WRITTEN PROBLEM — Within the listing below, locate all lines containing the word "name". Copy each one.

** start SUPPLIED DATA **

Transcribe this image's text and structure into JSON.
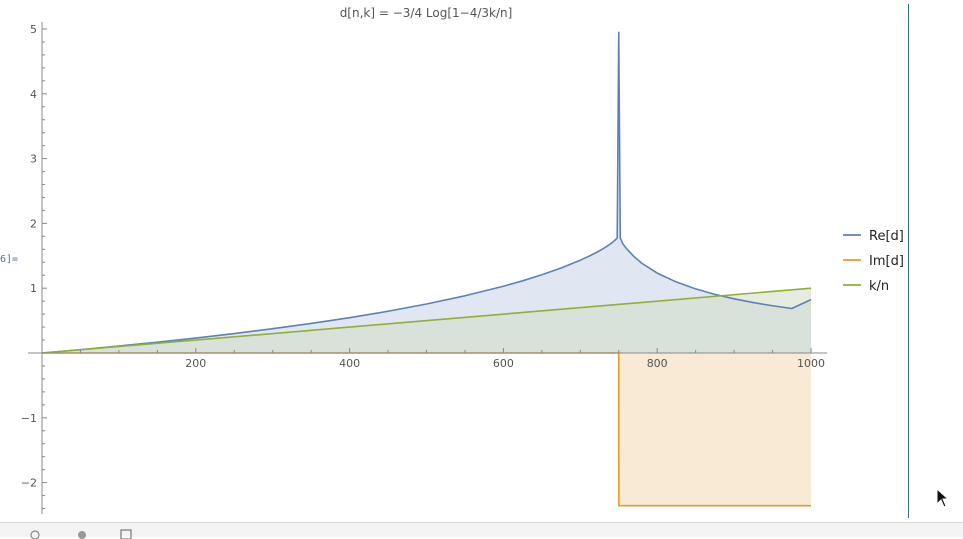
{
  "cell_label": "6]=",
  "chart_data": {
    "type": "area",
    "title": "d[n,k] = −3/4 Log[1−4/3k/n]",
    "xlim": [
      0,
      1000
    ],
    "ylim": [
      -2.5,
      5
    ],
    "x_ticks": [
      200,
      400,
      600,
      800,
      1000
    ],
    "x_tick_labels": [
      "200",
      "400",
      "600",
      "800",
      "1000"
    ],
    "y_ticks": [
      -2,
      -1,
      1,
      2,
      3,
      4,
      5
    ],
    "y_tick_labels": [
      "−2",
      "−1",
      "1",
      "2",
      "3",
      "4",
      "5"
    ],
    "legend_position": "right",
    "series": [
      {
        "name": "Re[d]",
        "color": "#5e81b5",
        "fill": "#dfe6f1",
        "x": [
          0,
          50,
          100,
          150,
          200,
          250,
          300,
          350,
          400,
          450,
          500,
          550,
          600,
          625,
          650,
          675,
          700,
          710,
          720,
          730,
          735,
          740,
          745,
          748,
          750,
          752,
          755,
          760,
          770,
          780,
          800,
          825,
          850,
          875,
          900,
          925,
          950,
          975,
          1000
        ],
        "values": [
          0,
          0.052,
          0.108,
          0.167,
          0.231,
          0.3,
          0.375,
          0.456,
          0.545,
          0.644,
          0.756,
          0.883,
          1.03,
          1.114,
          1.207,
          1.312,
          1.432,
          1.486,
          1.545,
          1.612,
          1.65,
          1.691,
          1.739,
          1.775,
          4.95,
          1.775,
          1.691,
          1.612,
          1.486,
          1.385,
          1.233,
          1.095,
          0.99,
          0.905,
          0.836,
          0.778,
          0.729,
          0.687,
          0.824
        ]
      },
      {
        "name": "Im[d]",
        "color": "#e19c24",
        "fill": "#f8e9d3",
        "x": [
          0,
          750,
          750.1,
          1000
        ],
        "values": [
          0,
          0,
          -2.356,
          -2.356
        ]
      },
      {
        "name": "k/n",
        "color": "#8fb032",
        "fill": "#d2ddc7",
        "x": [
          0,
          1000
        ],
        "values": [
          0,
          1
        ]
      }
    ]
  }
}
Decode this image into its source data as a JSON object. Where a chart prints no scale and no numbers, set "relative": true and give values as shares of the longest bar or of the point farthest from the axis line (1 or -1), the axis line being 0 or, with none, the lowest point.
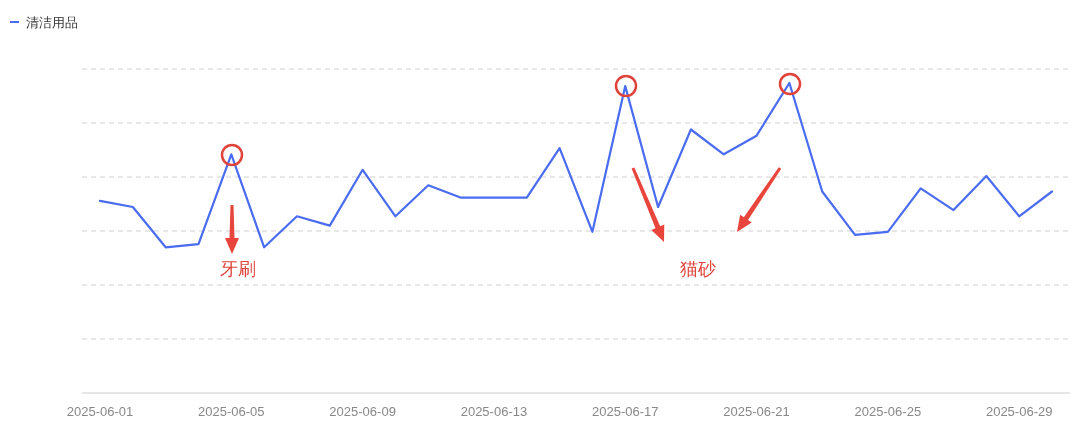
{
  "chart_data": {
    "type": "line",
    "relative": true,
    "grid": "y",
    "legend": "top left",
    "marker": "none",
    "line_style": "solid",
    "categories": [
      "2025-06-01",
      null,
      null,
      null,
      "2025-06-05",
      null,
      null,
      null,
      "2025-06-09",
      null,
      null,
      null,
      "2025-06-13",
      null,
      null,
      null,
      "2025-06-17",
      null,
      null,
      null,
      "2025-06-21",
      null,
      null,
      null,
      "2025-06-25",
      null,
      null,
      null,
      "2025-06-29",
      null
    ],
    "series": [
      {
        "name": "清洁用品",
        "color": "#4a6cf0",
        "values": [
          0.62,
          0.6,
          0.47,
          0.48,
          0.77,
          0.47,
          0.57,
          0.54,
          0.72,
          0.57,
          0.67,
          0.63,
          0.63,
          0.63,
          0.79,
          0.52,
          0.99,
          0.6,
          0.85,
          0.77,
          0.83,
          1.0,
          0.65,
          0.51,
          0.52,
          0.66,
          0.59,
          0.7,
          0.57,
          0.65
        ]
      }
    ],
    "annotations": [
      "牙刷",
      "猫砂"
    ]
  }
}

** end SUPPLIED DATA **
** start SUPPLIED DATA **

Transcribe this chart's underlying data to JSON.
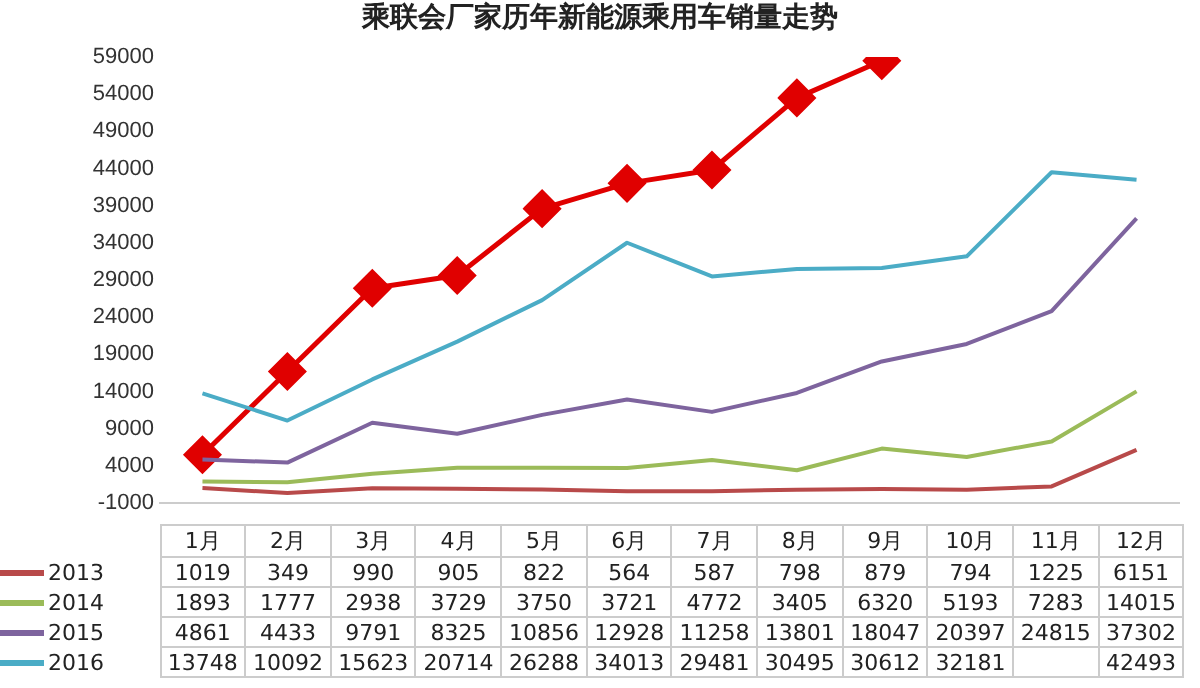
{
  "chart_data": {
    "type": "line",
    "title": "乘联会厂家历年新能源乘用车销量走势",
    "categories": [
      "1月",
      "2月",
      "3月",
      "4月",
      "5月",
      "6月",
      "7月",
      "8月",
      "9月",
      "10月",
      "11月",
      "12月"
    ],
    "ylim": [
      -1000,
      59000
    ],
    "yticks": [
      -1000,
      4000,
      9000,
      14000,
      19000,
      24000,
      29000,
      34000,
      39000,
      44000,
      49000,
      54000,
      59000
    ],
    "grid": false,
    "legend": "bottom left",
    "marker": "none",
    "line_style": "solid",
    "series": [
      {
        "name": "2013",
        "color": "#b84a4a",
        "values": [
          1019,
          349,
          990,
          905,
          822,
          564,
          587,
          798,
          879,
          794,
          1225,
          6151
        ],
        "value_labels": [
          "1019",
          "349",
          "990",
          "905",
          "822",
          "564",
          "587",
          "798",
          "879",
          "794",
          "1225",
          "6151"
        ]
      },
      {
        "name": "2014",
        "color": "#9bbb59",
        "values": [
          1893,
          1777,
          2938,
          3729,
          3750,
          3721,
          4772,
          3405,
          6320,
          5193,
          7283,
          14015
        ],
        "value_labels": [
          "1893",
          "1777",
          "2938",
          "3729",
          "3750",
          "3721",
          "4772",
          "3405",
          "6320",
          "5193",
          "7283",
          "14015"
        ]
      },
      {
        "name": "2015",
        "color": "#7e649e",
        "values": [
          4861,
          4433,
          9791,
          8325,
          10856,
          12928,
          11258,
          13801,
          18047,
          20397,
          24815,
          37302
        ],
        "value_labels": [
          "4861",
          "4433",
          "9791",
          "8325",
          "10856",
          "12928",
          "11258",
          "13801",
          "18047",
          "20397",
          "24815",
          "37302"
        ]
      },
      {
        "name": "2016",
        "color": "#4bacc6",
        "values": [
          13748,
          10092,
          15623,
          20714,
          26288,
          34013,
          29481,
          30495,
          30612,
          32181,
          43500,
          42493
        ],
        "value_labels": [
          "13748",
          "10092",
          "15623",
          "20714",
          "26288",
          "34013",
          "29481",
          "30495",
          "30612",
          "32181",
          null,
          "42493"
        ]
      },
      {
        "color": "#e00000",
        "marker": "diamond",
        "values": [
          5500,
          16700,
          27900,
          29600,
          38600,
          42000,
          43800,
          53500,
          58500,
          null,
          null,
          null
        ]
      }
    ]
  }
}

** end SUPPLIED DATA **
** start SUPPLIED DATA **

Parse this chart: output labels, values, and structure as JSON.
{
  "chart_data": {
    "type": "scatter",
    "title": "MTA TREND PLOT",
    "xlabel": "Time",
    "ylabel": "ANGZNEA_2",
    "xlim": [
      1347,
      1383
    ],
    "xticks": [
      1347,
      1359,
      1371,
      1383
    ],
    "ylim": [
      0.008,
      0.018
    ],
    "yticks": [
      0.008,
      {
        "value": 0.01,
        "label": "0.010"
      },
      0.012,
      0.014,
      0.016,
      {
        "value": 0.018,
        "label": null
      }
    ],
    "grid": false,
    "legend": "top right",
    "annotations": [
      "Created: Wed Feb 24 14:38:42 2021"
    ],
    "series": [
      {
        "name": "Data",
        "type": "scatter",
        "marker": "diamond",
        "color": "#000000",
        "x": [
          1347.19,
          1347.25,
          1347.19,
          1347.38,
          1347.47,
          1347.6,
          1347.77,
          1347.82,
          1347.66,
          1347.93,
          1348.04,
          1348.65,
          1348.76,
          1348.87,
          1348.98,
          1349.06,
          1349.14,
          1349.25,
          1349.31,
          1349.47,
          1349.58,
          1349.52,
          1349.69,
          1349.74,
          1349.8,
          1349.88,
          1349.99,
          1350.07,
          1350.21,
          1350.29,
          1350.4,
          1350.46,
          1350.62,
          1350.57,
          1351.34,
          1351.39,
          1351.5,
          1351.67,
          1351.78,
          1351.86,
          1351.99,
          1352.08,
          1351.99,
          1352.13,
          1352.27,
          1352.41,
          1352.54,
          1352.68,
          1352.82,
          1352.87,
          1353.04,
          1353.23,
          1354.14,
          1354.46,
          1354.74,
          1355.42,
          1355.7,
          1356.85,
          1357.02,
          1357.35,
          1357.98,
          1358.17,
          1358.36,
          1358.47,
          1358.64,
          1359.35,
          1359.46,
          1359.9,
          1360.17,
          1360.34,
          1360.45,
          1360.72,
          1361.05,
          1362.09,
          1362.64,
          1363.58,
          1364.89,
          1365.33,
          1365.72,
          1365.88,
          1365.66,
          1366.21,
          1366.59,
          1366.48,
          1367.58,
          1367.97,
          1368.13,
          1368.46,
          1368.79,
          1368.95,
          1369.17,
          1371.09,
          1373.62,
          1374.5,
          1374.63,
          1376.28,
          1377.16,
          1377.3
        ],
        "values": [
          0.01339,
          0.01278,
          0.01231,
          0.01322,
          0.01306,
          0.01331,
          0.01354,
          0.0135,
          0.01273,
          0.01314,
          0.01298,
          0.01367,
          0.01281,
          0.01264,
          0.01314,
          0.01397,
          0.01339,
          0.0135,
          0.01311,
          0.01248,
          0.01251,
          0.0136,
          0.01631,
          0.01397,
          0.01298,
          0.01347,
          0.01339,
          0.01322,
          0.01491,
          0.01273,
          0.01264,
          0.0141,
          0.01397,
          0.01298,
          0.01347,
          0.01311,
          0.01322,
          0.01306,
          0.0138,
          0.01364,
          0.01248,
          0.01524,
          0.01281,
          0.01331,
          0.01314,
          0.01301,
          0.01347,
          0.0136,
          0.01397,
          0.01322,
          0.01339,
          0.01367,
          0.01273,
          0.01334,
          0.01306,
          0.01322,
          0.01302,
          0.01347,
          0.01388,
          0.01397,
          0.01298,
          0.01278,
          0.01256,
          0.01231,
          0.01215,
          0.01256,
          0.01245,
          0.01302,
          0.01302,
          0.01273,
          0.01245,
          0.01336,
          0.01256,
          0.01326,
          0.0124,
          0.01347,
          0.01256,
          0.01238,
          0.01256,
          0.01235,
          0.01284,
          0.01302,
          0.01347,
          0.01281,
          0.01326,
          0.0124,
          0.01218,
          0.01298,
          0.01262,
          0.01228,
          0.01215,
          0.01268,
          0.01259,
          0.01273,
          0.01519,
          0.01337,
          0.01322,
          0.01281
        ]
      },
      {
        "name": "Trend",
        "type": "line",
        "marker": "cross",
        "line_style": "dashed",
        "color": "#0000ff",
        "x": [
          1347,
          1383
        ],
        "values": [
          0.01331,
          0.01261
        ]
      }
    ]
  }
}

** end SUPPLIED DATA **

COMPLETE RESPONSE —
        "name": "Re[d]",
        "name": "Im[d]",
        "name": "k/n",
        "name": "清洁用品",
        "name": "2013",
        "name": "2014",
        "name": "2015",
        "name": "2016",
        "name": "Data",
        "name": "Trend",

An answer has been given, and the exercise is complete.